*Instructions to follow*
Reproduce the listing word for word, leaving every picture behind.

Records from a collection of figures
►

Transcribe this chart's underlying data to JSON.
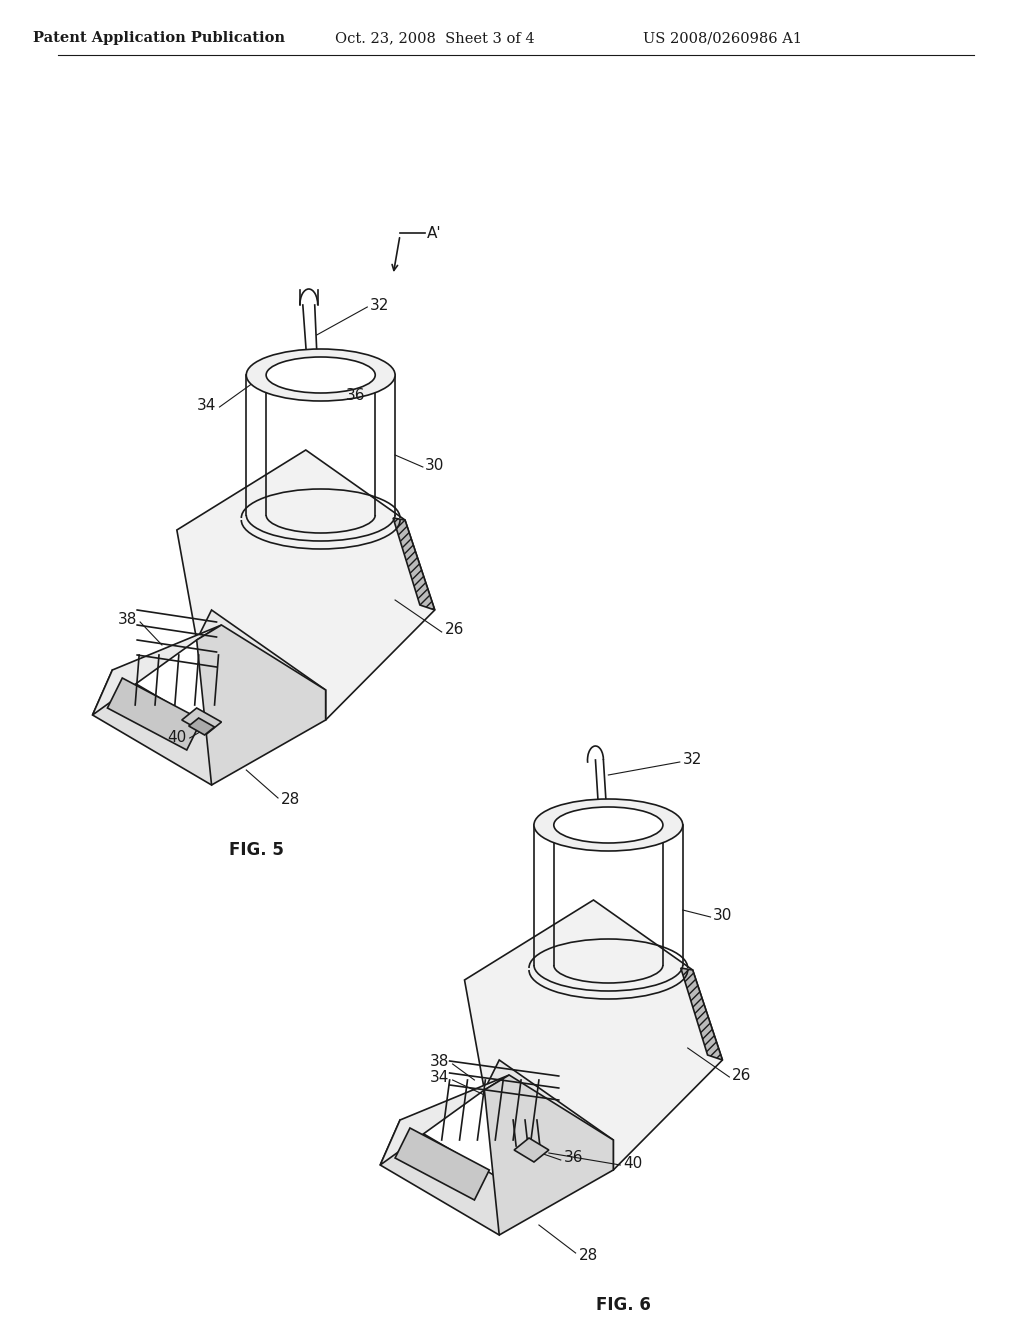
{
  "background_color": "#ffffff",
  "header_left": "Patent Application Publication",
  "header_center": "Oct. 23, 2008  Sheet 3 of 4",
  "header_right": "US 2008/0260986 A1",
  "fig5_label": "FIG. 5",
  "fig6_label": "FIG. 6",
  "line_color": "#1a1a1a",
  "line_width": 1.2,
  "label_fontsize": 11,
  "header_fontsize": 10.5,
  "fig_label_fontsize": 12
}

◄

*Reply to the exercise*
Transcribe this chart's underlying data to JSON.
{
  "background_color": "#ffffff",
  "header_left": "Patent Application Publication",
  "header_center": "Oct. 23, 2008  Sheet 3 of 4",
  "header_right": "US 2008/0260986 A1",
  "fig5_label": "FIG. 5",
  "fig6_label": "FIG. 6",
  "line_color": "#1a1a1a",
  "line_width": 1.2,
  "label_fontsize": 11,
  "header_fontsize": 10.5,
  "fig_label_fontsize": 12
}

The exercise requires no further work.